#### Given problem:
Collect every line that includes the string "Post".

Figure content listings:
— Start —
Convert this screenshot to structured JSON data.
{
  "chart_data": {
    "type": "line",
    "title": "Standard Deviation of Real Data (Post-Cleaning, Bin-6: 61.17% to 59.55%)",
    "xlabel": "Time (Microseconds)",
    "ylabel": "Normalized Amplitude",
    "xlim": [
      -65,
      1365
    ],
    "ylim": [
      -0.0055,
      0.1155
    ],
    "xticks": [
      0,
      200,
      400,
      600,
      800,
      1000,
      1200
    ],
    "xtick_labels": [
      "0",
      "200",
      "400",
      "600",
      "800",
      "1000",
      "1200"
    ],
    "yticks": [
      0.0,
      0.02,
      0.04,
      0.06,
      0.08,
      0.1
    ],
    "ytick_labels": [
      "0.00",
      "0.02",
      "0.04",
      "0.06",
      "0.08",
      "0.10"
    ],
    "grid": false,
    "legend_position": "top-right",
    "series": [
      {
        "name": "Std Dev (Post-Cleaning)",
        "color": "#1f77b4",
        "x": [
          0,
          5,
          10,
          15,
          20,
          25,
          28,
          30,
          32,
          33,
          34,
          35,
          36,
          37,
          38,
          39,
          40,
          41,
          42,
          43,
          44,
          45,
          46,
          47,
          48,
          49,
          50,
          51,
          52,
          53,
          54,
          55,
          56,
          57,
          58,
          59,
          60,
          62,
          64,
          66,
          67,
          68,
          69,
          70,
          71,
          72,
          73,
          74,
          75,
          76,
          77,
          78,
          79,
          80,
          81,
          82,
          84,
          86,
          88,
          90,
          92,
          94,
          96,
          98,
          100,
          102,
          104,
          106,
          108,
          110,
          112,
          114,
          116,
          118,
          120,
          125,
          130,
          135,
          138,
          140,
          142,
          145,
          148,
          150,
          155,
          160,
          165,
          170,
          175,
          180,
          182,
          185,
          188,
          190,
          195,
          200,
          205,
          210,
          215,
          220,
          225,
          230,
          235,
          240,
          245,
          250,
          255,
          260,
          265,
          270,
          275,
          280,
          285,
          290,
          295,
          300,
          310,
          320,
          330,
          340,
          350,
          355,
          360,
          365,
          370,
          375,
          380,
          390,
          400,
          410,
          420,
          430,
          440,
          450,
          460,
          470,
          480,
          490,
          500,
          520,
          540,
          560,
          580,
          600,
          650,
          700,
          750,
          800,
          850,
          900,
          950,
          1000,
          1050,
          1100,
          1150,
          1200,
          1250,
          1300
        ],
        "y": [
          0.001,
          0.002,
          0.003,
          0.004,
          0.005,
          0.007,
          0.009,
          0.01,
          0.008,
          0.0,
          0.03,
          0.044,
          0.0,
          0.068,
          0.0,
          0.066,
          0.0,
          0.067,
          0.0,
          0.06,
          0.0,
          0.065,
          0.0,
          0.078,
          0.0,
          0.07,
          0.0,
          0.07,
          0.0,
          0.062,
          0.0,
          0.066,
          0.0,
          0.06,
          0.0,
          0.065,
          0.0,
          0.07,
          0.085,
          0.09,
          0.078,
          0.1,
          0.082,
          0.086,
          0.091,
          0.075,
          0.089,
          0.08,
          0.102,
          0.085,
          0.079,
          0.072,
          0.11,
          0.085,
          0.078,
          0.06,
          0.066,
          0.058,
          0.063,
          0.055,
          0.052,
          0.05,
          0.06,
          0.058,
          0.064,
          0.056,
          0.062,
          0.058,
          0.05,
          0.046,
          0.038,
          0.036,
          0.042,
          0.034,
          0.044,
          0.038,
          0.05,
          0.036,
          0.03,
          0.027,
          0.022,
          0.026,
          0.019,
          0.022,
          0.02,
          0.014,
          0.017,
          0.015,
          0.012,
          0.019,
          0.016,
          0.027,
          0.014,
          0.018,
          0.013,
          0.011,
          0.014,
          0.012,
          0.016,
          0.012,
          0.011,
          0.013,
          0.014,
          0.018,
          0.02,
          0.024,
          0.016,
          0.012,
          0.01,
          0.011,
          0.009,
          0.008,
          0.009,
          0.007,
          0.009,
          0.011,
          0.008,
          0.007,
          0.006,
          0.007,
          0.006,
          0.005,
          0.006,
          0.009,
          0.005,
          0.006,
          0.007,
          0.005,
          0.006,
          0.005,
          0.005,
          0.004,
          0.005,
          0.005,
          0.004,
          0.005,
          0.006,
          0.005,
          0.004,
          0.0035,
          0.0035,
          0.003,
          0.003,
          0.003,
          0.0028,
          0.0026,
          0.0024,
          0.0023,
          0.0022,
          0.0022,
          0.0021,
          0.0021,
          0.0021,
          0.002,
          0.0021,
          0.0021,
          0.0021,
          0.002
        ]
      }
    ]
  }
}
— End —
#### Complete response:
    "title": "Standard Deviation of Real Data (Post-Cleaning, Bin-6: 61.17% to 59.55%)",
        "name": "Std Dev (Post-Cleaning)",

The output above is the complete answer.